## Directions
Find the lines with the string "persist" and return them.

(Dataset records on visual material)
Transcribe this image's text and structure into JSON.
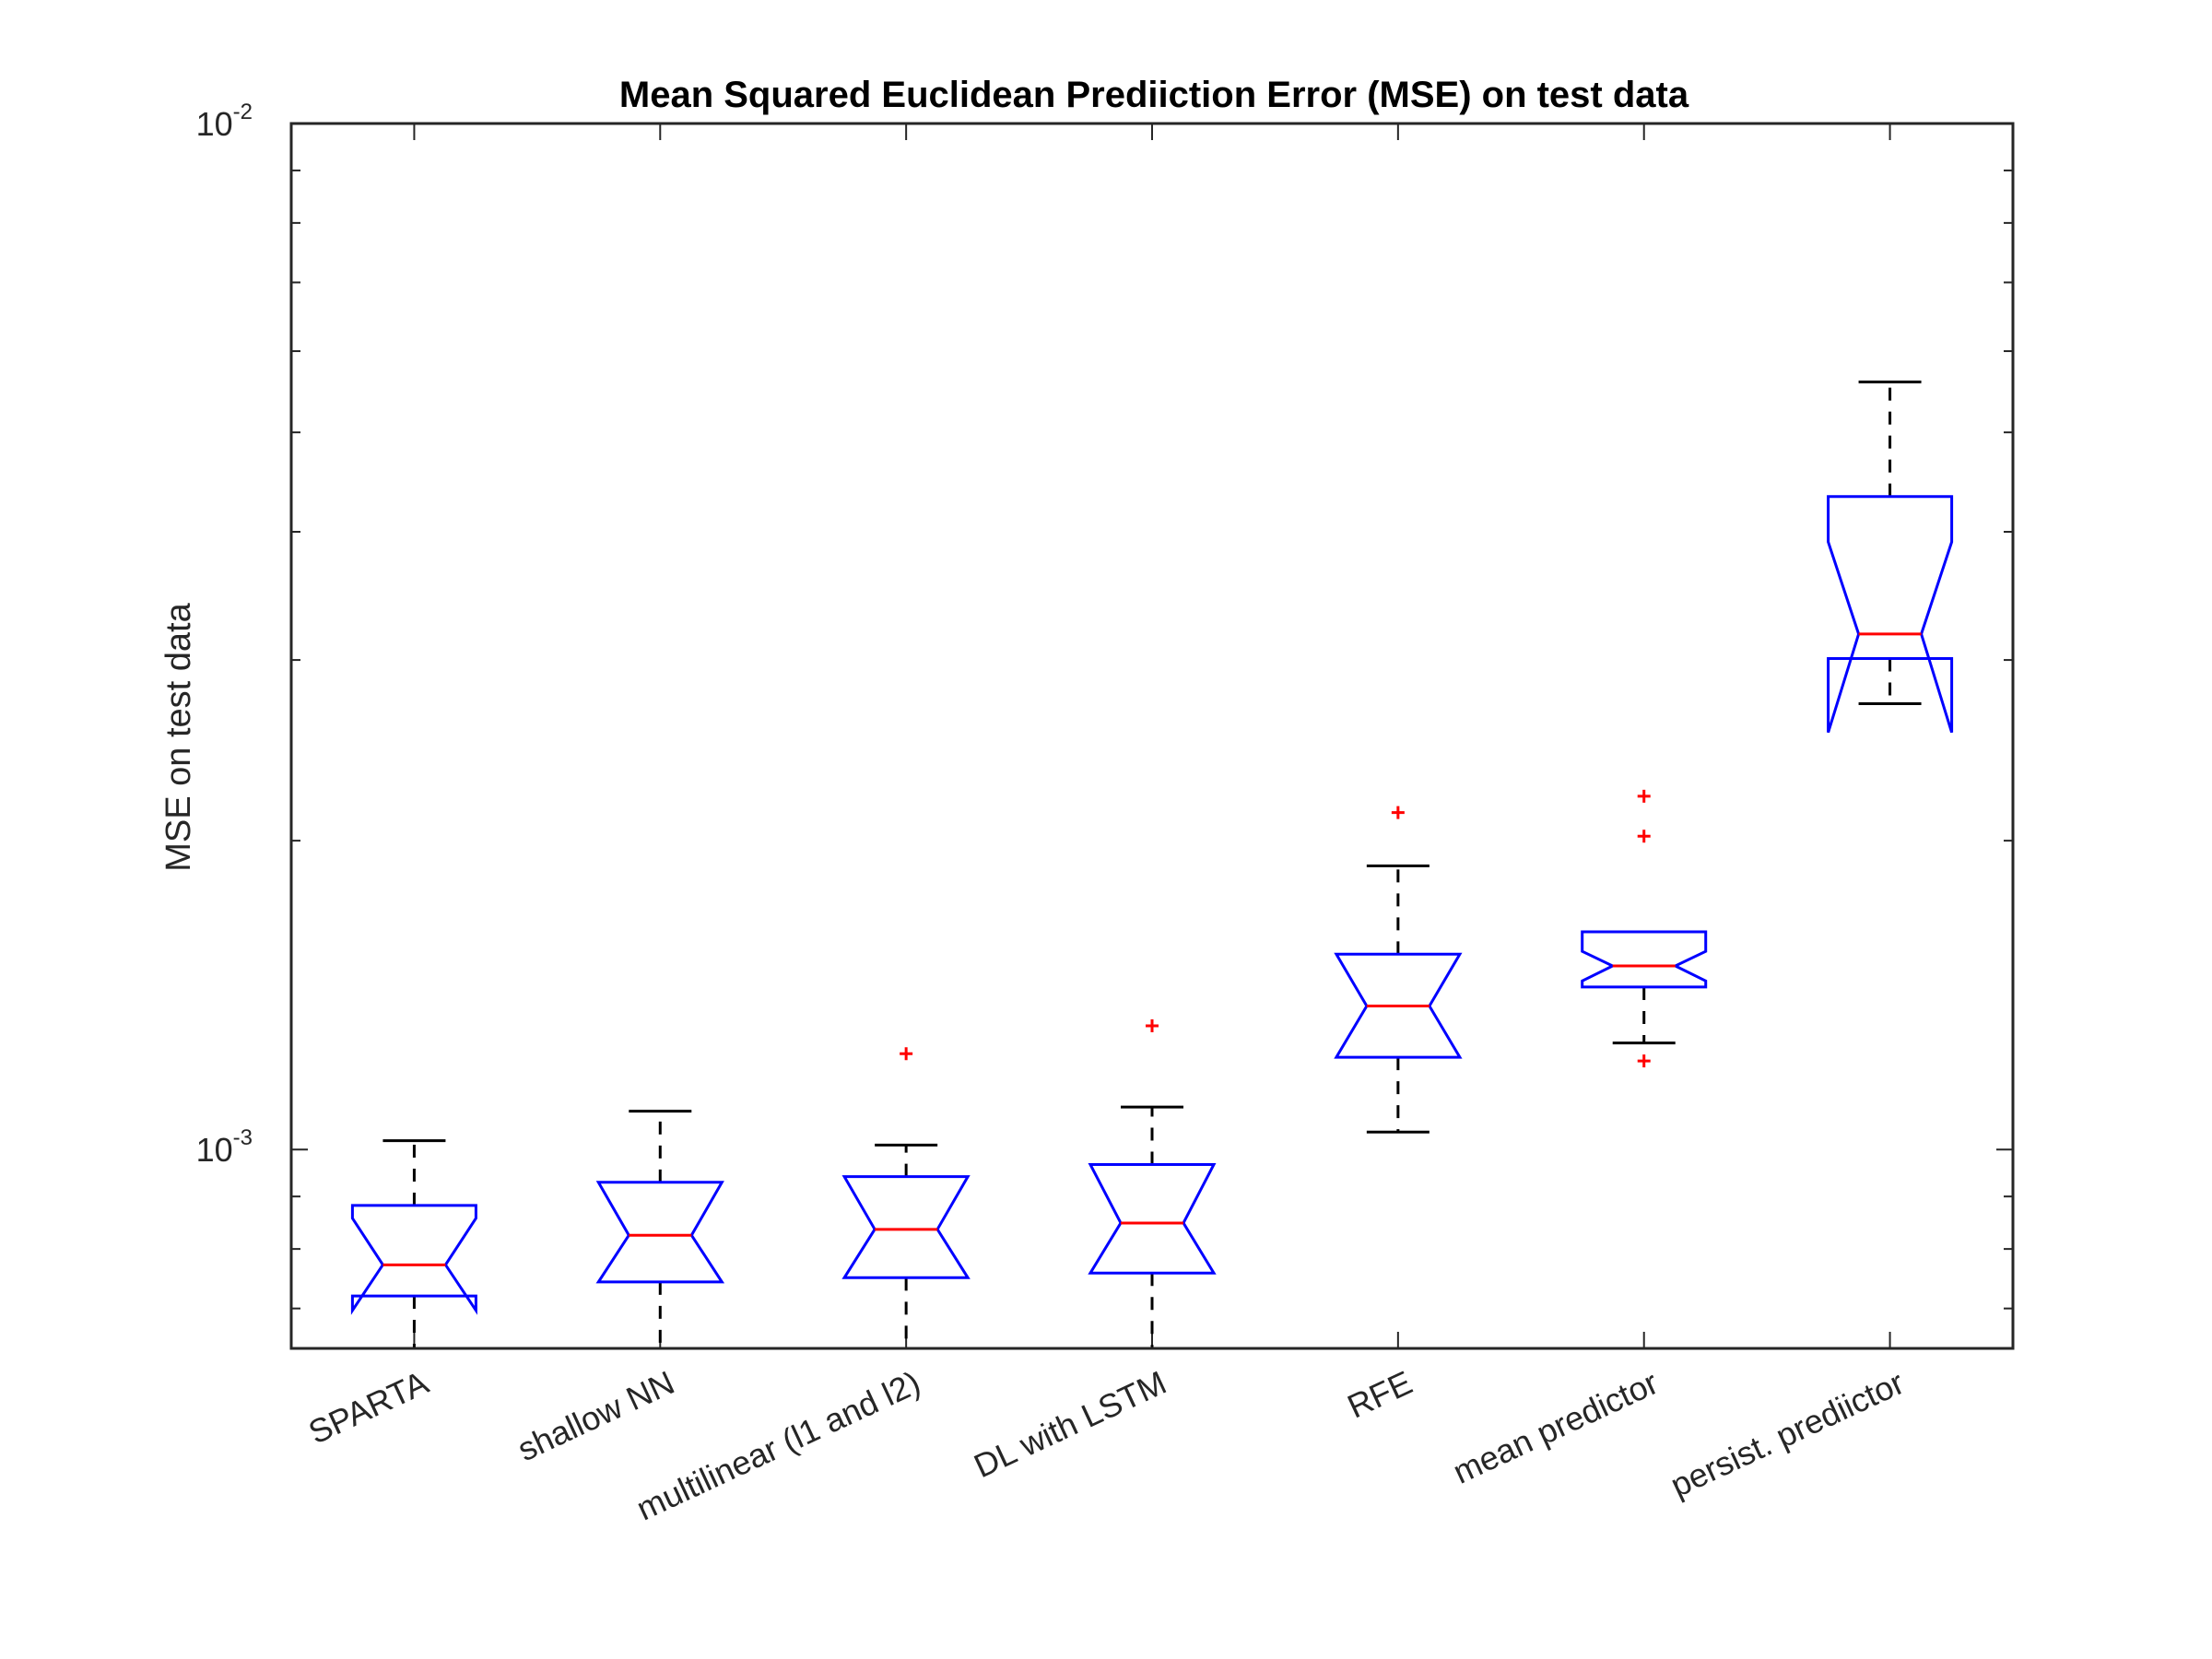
{
  "chart_data": {
    "type": "boxplot",
    "title": "Mean Squared Euclidean Prediiction Error (MSE) on test data",
    "xlabel": "",
    "ylabel": "MSE on test data",
    "yscale": "log",
    "ylim": [
      0.00064,
      0.01
    ],
    "grid": false,
    "ytick_labels": [
      {
        "value": 0.001,
        "base": "10",
        "exp": "-3"
      },
      {
        "value": 0.01,
        "base": "10",
        "exp": "-2"
      }
    ],
    "categories": [
      "SPARTA",
      "shallow NN",
      "multilinear (l1 and l2)",
      "DL with LSTM",
      "RFE",
      "mean predictor",
      "persist. prediictor"
    ],
    "boxes": [
      {
        "name": "SPARTA",
        "whisker_low": 0.00058,
        "q1": 0.00072,
        "median": 0.000772,
        "q3": 0.000882,
        "whisker_high": 0.00102,
        "notch_low": 0.000697,
        "notch_high": 0.000857,
        "outliers": []
      },
      {
        "name": "shallow NN",
        "whisker_low": 0.00058,
        "q1": 0.000743,
        "median": 0.000825,
        "q3": 0.000929,
        "whisker_high": 0.00109,
        "notch_low": 0.000743,
        "notch_high": 0.000929,
        "outliers": []
      },
      {
        "name": "multilinear (l1 and l2)",
        "whisker_low": 0.00058,
        "q1": 0.00075,
        "median": 0.000836,
        "q3": 0.000941,
        "whisker_high": 0.00101,
        "notch_low": 0.00075,
        "notch_high": 0.000941,
        "outliers": [
          0.00124
        ]
      },
      {
        "name": "DL with LSTM",
        "whisker_low": 0.00058,
        "q1": 0.000758,
        "median": 0.000848,
        "q3": 0.000967,
        "whisker_high": 0.0011,
        "notch_low": 0.000758,
        "notch_high": 0.000967,
        "outliers": [
          0.00132
        ]
      },
      {
        "name": "RFE",
        "whisker_low": 0.00104,
        "q1": 0.00123,
        "median": 0.00138,
        "q3": 0.00155,
        "whisker_high": 0.00189,
        "notch_low": 0.00123,
        "notch_high": 0.00155,
        "outliers": [
          0.00213
        ]
      },
      {
        "name": "mean predictor",
        "whisker_low": 0.00127,
        "q1": 0.00144,
        "median": 0.00151,
        "q3": 0.00163,
        "whisker_high": 0.00163,
        "notch_low": 0.00146,
        "notch_high": 0.00156,
        "outliers": [
          0.00122,
          0.00202,
          0.00221
        ]
      },
      {
        "name": "persist. prediictor",
        "whisker_low": 0.00272,
        "q1": 0.00301,
        "median": 0.00318,
        "q3": 0.00433,
        "whisker_high": 0.0056,
        "notch_low": 0.00255,
        "notch_high": 0.00391,
        "outliers": []
      }
    ],
    "colors": {
      "box": "#0000ff",
      "median": "#ff0000",
      "whisker": "#000000",
      "outlier": "#ff0000",
      "axes": "#262626"
    }
  }
}
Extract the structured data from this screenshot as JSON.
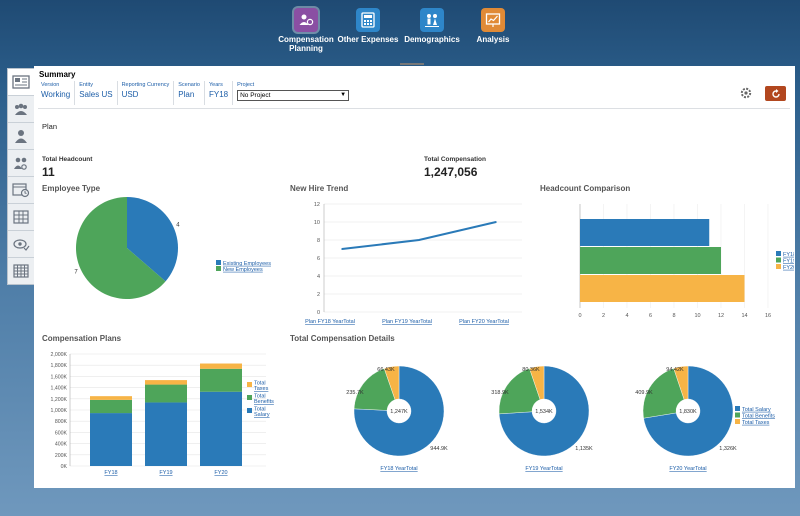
{
  "nav": {
    "items": [
      {
        "label_line1": "Compensation",
        "label_line2": "Planning",
        "color": "#8a4fa3",
        "icon": "people-money-icon"
      },
      {
        "label_line1": "Other Expenses",
        "label_line2": "",
        "color": "#2e86c9",
        "icon": "calculator-icon"
      },
      {
        "label_line1": "Demographics",
        "label_line2": "",
        "color": "#2e86c9",
        "icon": "demographics-icon"
      },
      {
        "label_line1": "Analysis",
        "label_line2": "",
        "color": "#e08a36",
        "icon": "chart-board-icon"
      }
    ]
  },
  "summary": {
    "title": "Summary",
    "pov": [
      {
        "label": "Version",
        "value": "Working"
      },
      {
        "label": "Entity",
        "value": "Sales US"
      },
      {
        "label": "Reporting Currency",
        "value": "USD"
      },
      {
        "label": "Scenario",
        "value": "Plan"
      },
      {
        "label": "Years",
        "value": "FY18"
      }
    ],
    "project_label": "Project",
    "project_value": "No Project"
  },
  "plan_label": "Plan",
  "kpis": {
    "headcount_label": "Total Headcount",
    "headcount_value": "11",
    "compensation_label": "Total Compensation",
    "compensation_value": "1,247,056"
  },
  "colors": {
    "blue": "#2a7ab8",
    "green": "#4ea55a",
    "orange": "#f7b446"
  },
  "chart_data": [
    {
      "id": "employee-type",
      "type": "pie",
      "title": "Employee Type",
      "series": [
        {
          "name": "Existing Employees",
          "value": 4,
          "label": "4"
        },
        {
          "name": "New Employees",
          "value": 7,
          "label": "7"
        }
      ]
    },
    {
      "id": "new-hire-trend",
      "type": "line",
      "title": "New Hire Trend",
      "categories": [
        "Plan FY18 YearTotal",
        "Plan FY19 YearTotal",
        "Plan FY20 YearTotal"
      ],
      "values": [
        7,
        8,
        10
      ],
      "ylim": [
        0,
        12
      ],
      "yticks": [
        "0",
        "2",
        "4",
        "6",
        "8",
        "10",
        "12"
      ]
    },
    {
      "id": "headcount-comparison",
      "type": "bar",
      "orientation": "horizontal",
      "title": "Headcount Comparison",
      "series": [
        {
          "name": "FY18-Plan",
          "value": 11
        },
        {
          "name": "FY19-Plan",
          "value": 12
        },
        {
          "name": "FY20-Plan",
          "value": 14
        }
      ],
      "xlim": [
        0,
        16
      ],
      "xticks": [
        "0",
        "2",
        "4",
        "6",
        "8",
        "10",
        "12",
        "14",
        "16"
      ]
    },
    {
      "id": "compensation-plans",
      "type": "bar",
      "stacked": true,
      "title": "Compensation Plans",
      "categories": [
        "FY18",
        "FY19",
        "FY20"
      ],
      "series": [
        {
          "name": "Total Salary",
          "values": [
            945,
            1135,
            1326
          ]
        },
        {
          "name": "Total Benefits",
          "values": [
            236,
            319,
            410
          ]
        },
        {
          "name": "Total Taxes",
          "values": [
            66,
            80,
            94
          ]
        }
      ],
      "legend": [
        {
          "line1": "Total",
          "line2": "Taxes"
        },
        {
          "line1": "Total",
          "line2": "Benefits"
        },
        {
          "line1": "Total",
          "line2": "Salary"
        }
      ],
      "ylim": [
        0,
        2000
      ],
      "yticks": [
        "0K",
        "200K",
        "400K",
        "600K",
        "800K",
        "1,000K",
        "1,200K",
        "1,400K",
        "1,600K",
        "1,800K",
        "2,000K"
      ]
    },
    {
      "id": "total-compensation-details",
      "type": "pie",
      "title": "Total Compensation Details",
      "legend": [
        "Total Salary",
        "Total Benefits",
        "Total Taxes"
      ],
      "donuts": [
        {
          "category": "FY18 YearTotal",
          "center": "1,247K",
          "values": [
            944.9,
            235.7,
            66.43
          ],
          "labels": [
            "944.9K",
            "235.7K",
            "66.43K"
          ]
        },
        {
          "category": "FY19 YearTotal",
          "center": "1,534K",
          "values": [
            1135,
            318.9,
            80.36
          ],
          "labels": [
            "1,135K",
            "318.9K",
            "80.36K"
          ]
        },
        {
          "category": "FY20 YearTotal",
          "center": "1,830K",
          "values": [
            1326,
            409.9,
            94.42
          ],
          "labels": [
            "1,326K",
            "409.9K",
            "94.42K"
          ]
        }
      ]
    }
  ]
}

## The answer
      "persist. prediictor"
        "name": "persist. prediictor",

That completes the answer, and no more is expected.